◆ **What needs to be done**:
Copy the lines below as they are; omit the images they contain.

◆ **Data**:
═══

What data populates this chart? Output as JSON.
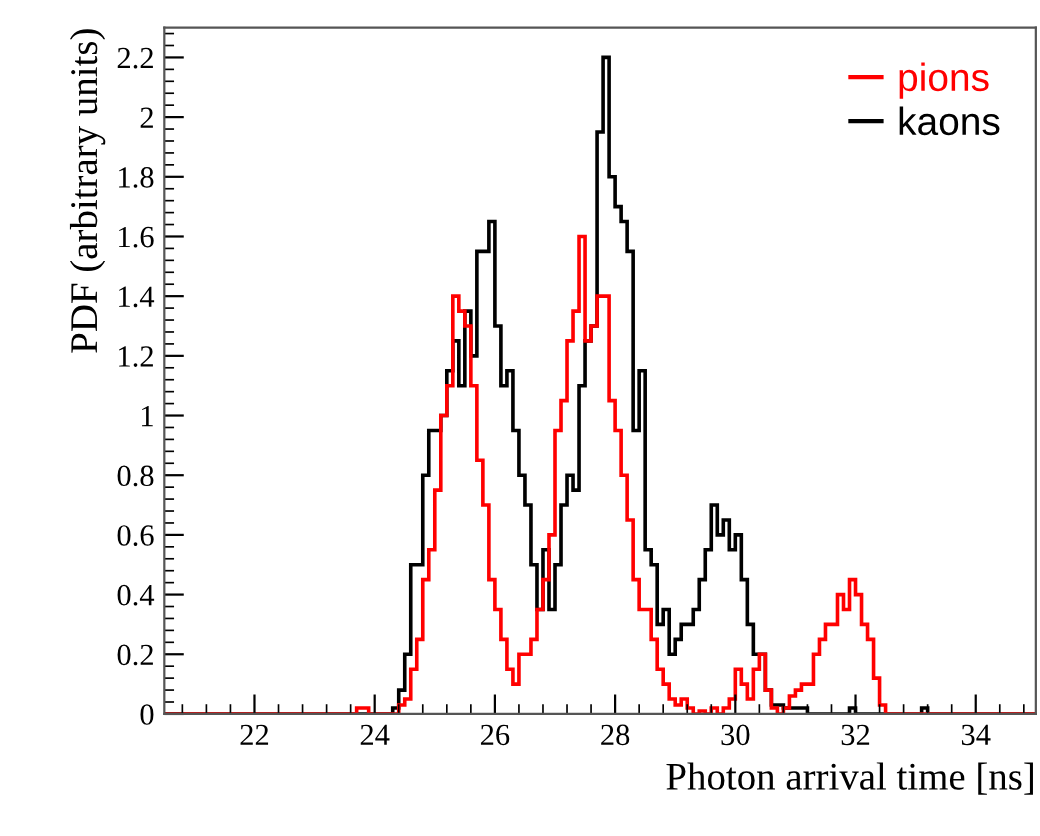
{
  "chart_data": {
    "type": "histogram",
    "xlabel": "Photon arrival time [ns]",
    "ylabel": "PDF (arbitrary units)",
    "bins": [
      20.5,
      23.5,
      23.6,
      23.7,
      23.8,
      23.9,
      24.0,
      24.1,
      24.2,
      24.3,
      24.4,
      24.5,
      24.6,
      24.7,
      24.8,
      24.9,
      25.0,
      25.1,
      25.2,
      25.3,
      25.4,
      25.5,
      25.6,
      25.7,
      25.8,
      25.9,
      26.0,
      26.1,
      26.2,
      26.3,
      26.4,
      26.5,
      26.6,
      26.7,
      26.8,
      26.9,
      27.0,
      27.1,
      27.2,
      27.3,
      27.4,
      27.5,
      27.6,
      27.7,
      27.8,
      27.9,
      28.0,
      28.1,
      28.2,
      28.3,
      28.4,
      28.5,
      28.6,
      28.7,
      28.8,
      28.9,
      29.0,
      29.1,
      29.2,
      29.3,
      29.4,
      29.5,
      29.6,
      29.7,
      29.8,
      29.9,
      30.0,
      30.1,
      30.2,
      30.3,
      30.4,
      30.5,
      30.6,
      30.7,
      30.8,
      30.9,
      31.0,
      31.1,
      31.2,
      31.3,
      31.4,
      31.5,
      31.6,
      31.7,
      31.8,
      31.9,
      32.0,
      32.1,
      32.2,
      32.3,
      32.4,
      32.5,
      32.6,
      32.7,
      32.8,
      32.9,
      33.0,
      33.1,
      33.2,
      33.3,
      33.4,
      33.5,
      35.0
    ],
    "series": [
      {
        "name": "kaons",
        "color": "#000000",
        "values": [
          0,
          0,
          0,
          0,
          0,
          0,
          0,
          0,
          0,
          0.02,
          0.08,
          0.2,
          0.5,
          0.5,
          0.8,
          0.95,
          0.95,
          1.0,
          1.15,
          1.25,
          1.1,
          1.35,
          1.2,
          1.55,
          1.55,
          1.65,
          1.3,
          1.1,
          1.15,
          0.95,
          0.8,
          0.7,
          0.5,
          0.35,
          0.55,
          0.35,
          0.5,
          0.7,
          0.8,
          0.75,
          1.1,
          1.25,
          1.3,
          1.95,
          2.2,
          1.8,
          1.7,
          1.65,
          1.55,
          0.95,
          1.15,
          0.55,
          0.5,
          0.3,
          0.35,
          0.2,
          0.25,
          0.3,
          0.3,
          0.35,
          0.45,
          0.55,
          0.7,
          0.6,
          0.65,
          0.55,
          0.6,
          0.45,
          0.3,
          0.2,
          0.2,
          0.08,
          0.03,
          0.03,
          0.02,
          0.02,
          0.02,
          0.02,
          0,
          0,
          0,
          0,
          0,
          0,
          0,
          0.02,
          0,
          0,
          0,
          0,
          0,
          0,
          0,
          0,
          0,
          0,
          0,
          0.02,
          0,
          0,
          0,
          0
        ]
      },
      {
        "name": "pions",
        "color": "#ff0000",
        "values": [
          0,
          0,
          0,
          0.02,
          0.02,
          0,
          0,
          0,
          0,
          0,
          0.03,
          0.05,
          0.15,
          0.25,
          0.45,
          0.55,
          0.75,
          1.0,
          1.1,
          1.4,
          1.35,
          1.3,
          1.1,
          0.85,
          0.7,
          0.45,
          0.35,
          0.25,
          0.15,
          0.1,
          0.2,
          0.2,
          0.25,
          0.35,
          0.45,
          0.6,
          0.95,
          1.05,
          1.25,
          1.35,
          1.6,
          1.25,
          1.3,
          1.4,
          1.4,
          1.05,
          0.95,
          0.8,
          0.65,
          0.45,
          0.35,
          0.35,
          0.25,
          0.15,
          0.1,
          0.05,
          0.03,
          0.05,
          0.02,
          0,
          0.01,
          0,
          0.02,
          0,
          0.02,
          0.05,
          0.15,
          0.1,
          0.05,
          0.15,
          0.2,
          0.08,
          0.02,
          0,
          0.02,
          0.06,
          0.08,
          0.1,
          0.1,
          0.2,
          0.25,
          0.3,
          0.3,
          0.4,
          0.35,
          0.45,
          0.4,
          0.3,
          0.25,
          0.12,
          0.03,
          0,
          0,
          0,
          0,
          0,
          0,
          0,
          0,
          0,
          0,
          0
        ]
      }
    ],
    "xlim": [
      20.5,
      35
    ],
    "ylim": [
      0,
      2.3
    ],
    "xticks": [
      22,
      24,
      26,
      28,
      30,
      32,
      34
    ],
    "yticks": [
      0,
      0.2,
      0.4,
      0.6,
      0.8,
      1,
      1.2,
      1.4,
      1.6,
      1.8,
      2,
      2.2
    ],
    "legend": "top right",
    "grid": false
  }
}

═══

◆ **Problem solution**:
What data populates this chart? Output as JSON.
{
  "chart_data": {
    "type": "histogram",
    "xlabel": "Photon arrival time [ns]",
    "ylabel": "PDF (arbitrary units)",
    "bins": [
      20.5,
      23.5,
      23.6,
      23.7,
      23.8,
      23.9,
      24.0,
      24.1,
      24.2,
      24.3,
      24.4,
      24.5,
      24.6,
      24.7,
      24.8,
      24.9,
      25.0,
      25.1,
      25.2,
      25.3,
      25.4,
      25.5,
      25.6,
      25.7,
      25.8,
      25.9,
      26.0,
      26.1,
      26.2,
      26.3,
      26.4,
      26.5,
      26.6,
      26.7,
      26.8,
      26.9,
      27.0,
      27.1,
      27.2,
      27.3,
      27.4,
      27.5,
      27.6,
      27.7,
      27.8,
      27.9,
      28.0,
      28.1,
      28.2,
      28.3,
      28.4,
      28.5,
      28.6,
      28.7,
      28.8,
      28.9,
      29.0,
      29.1,
      29.2,
      29.3,
      29.4,
      29.5,
      29.6,
      29.7,
      29.8,
      29.9,
      30.0,
      30.1,
      30.2,
      30.3,
      30.4,
      30.5,
      30.6,
      30.7,
      30.8,
      30.9,
      31.0,
      31.1,
      31.2,
      31.3,
      31.4,
      31.5,
      31.6,
      31.7,
      31.8,
      31.9,
      32.0,
      32.1,
      32.2,
      32.3,
      32.4,
      32.5,
      32.6,
      32.7,
      32.8,
      32.9,
      33.0,
      33.1,
      33.2,
      33.3,
      33.4,
      33.5,
      35.0
    ],
    "series": [
      {
        "name": "kaons",
        "color": "#000000",
        "values": [
          0,
          0,
          0,
          0,
          0,
          0,
          0,
          0,
          0,
          0.02,
          0.08,
          0.2,
          0.5,
          0.5,
          0.8,
          0.95,
          0.95,
          1.0,
          1.15,
          1.25,
          1.1,
          1.35,
          1.2,
          1.55,
          1.55,
          1.65,
          1.3,
          1.1,
          1.15,
          0.95,
          0.8,
          0.7,
          0.5,
          0.35,
          0.55,
          0.35,
          0.5,
          0.7,
          0.8,
          0.75,
          1.1,
          1.25,
          1.3,
          1.95,
          2.2,
          1.8,
          1.7,
          1.65,
          1.55,
          0.95,
          1.15,
          0.55,
          0.5,
          0.3,
          0.35,
          0.2,
          0.25,
          0.3,
          0.3,
          0.35,
          0.45,
          0.55,
          0.7,
          0.6,
          0.65,
          0.55,
          0.6,
          0.45,
          0.3,
          0.2,
          0.2,
          0.08,
          0.03,
          0.03,
          0.02,
          0.02,
          0.02,
          0.02,
          0,
          0,
          0,
          0,
          0,
          0,
          0,
          0.02,
          0,
          0,
          0,
          0,
          0,
          0,
          0,
          0,
          0,
          0,
          0,
          0.02,
          0,
          0,
          0,
          0
        ]
      },
      {
        "name": "pions",
        "color": "#ff0000",
        "values": [
          0,
          0,
          0,
          0.02,
          0.02,
          0,
          0,
          0,
          0,
          0,
          0.03,
          0.05,
          0.15,
          0.25,
          0.45,
          0.55,
          0.75,
          1.0,
          1.1,
          1.4,
          1.35,
          1.3,
          1.1,
          0.85,
          0.7,
          0.45,
          0.35,
          0.25,
          0.15,
          0.1,
          0.2,
          0.2,
          0.25,
          0.35,
          0.45,
          0.6,
          0.95,
          1.05,
          1.25,
          1.35,
          1.6,
          1.25,
          1.3,
          1.4,
          1.4,
          1.05,
          0.95,
          0.8,
          0.65,
          0.45,
          0.35,
          0.35,
          0.25,
          0.15,
          0.1,
          0.05,
          0.03,
          0.05,
          0.02,
          0,
          0.01,
          0,
          0.02,
          0,
          0.02,
          0.05,
          0.15,
          0.1,
          0.05,
          0.15,
          0.2,
          0.08,
          0.02,
          0,
          0.02,
          0.06,
          0.08,
          0.1,
          0.1,
          0.2,
          0.25,
          0.3,
          0.3,
          0.4,
          0.35,
          0.45,
          0.4,
          0.3,
          0.25,
          0.12,
          0.03,
          0,
          0,
          0,
          0,
          0,
          0,
          0,
          0,
          0,
          0,
          0
        ]
      }
    ],
    "xlim": [
      20.5,
      35
    ],
    "ylim": [
      0,
      2.3
    ],
    "xticks": [
      22,
      24,
      26,
      28,
      30,
      32,
      34
    ],
    "yticks": [
      0,
      0.2,
      0.4,
      0.6,
      0.8,
      1,
      1.2,
      1.4,
      1.6,
      1.8,
      2,
      2.2
    ],
    "legend": "top right",
    "grid": false
  }
}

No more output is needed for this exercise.